> EXERCISE AIM
Look through the material below. Copy each line that contains the string "icon".

> PROVIDED DATA
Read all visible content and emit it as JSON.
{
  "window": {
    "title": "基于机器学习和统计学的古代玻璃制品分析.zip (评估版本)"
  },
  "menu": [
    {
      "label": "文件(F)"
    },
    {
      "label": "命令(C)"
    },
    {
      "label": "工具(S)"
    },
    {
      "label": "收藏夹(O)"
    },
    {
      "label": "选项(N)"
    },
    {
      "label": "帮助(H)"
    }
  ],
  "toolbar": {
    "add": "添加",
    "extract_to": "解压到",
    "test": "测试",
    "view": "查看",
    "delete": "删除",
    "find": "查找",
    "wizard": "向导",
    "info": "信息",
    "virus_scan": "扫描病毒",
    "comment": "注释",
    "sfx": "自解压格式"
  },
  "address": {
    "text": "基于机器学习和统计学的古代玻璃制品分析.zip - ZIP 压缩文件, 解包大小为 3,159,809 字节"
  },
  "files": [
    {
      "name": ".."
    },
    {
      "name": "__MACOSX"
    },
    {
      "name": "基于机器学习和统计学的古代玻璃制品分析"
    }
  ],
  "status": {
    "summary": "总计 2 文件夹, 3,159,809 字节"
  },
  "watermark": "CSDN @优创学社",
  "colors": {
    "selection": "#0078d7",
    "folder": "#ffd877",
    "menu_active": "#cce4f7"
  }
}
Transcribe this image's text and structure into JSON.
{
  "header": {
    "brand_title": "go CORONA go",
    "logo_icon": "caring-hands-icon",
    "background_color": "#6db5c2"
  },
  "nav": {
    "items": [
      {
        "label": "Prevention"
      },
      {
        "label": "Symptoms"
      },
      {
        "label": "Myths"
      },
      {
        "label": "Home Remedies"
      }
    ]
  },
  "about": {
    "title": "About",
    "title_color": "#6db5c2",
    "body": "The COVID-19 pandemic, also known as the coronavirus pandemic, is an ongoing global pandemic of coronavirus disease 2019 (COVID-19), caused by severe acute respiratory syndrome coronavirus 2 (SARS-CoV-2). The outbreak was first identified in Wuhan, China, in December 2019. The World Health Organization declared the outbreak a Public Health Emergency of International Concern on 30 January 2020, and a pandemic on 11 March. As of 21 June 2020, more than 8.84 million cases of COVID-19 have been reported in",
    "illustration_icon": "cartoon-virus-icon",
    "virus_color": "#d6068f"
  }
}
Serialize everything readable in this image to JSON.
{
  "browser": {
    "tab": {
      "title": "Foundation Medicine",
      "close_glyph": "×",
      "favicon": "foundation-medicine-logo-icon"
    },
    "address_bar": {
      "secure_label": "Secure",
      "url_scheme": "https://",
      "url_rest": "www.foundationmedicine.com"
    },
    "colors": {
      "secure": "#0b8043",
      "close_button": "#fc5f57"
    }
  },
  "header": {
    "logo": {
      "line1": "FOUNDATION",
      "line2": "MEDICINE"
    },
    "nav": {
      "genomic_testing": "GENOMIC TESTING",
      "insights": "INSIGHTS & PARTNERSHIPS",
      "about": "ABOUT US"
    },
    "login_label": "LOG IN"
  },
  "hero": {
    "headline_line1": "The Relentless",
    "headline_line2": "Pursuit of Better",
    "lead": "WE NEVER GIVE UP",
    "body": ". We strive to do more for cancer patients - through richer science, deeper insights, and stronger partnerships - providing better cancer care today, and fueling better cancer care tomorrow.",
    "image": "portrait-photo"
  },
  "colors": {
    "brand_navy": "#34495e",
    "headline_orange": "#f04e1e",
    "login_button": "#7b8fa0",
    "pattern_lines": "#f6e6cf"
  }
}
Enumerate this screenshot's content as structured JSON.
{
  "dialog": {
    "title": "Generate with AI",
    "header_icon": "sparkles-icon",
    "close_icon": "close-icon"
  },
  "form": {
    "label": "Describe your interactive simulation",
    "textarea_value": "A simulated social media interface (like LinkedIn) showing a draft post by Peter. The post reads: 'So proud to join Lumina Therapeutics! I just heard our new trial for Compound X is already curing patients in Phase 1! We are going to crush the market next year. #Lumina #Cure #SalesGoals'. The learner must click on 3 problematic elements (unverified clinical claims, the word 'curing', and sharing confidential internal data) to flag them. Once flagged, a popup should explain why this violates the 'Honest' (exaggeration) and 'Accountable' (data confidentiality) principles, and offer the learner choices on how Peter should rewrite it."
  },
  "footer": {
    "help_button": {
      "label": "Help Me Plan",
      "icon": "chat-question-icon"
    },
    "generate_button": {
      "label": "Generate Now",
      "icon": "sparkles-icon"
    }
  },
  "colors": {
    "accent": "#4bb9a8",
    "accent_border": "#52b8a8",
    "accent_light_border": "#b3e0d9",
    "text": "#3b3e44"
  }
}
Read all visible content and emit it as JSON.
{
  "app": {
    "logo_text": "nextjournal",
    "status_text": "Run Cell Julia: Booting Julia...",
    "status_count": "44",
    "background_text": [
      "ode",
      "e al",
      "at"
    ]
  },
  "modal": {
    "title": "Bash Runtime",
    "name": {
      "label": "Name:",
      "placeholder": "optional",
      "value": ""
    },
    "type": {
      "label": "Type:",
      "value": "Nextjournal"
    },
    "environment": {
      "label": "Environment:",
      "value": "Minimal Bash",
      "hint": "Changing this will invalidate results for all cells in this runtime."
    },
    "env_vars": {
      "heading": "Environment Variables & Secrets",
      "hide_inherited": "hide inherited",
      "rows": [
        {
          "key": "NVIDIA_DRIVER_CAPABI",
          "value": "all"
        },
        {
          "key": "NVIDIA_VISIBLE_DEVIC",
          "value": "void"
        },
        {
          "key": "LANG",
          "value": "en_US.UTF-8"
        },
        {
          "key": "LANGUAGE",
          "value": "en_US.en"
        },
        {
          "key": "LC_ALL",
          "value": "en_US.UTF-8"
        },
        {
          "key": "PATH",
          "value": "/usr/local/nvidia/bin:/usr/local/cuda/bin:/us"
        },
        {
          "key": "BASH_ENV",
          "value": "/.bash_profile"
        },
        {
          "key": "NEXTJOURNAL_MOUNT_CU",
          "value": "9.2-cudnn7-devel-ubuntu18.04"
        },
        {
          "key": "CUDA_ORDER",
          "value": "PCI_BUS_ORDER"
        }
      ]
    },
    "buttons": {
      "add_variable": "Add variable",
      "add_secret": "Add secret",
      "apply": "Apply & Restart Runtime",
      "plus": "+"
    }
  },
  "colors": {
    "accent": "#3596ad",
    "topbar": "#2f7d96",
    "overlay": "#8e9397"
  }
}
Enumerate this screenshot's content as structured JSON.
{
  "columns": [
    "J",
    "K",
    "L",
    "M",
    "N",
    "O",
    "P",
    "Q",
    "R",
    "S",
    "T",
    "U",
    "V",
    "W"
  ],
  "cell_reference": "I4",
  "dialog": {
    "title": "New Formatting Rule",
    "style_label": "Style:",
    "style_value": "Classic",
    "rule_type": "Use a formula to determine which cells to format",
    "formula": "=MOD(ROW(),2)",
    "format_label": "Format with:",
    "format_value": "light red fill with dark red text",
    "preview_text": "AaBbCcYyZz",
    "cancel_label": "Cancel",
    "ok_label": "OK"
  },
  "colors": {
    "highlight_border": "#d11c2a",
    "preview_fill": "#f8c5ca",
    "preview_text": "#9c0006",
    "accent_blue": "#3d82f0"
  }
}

> REPLY TO THE TASK
    "logo_icon": "caring-hands-icon",
    "illustration_icon": "cartoon-virus-icon",
      "favicon": "foundation-medicine-logo-icon"
    "header_icon": "sparkles-icon",
    "close_icon": "close-icon"
      "icon": "chat-question-icon"
      "icon": "sparkles-icon"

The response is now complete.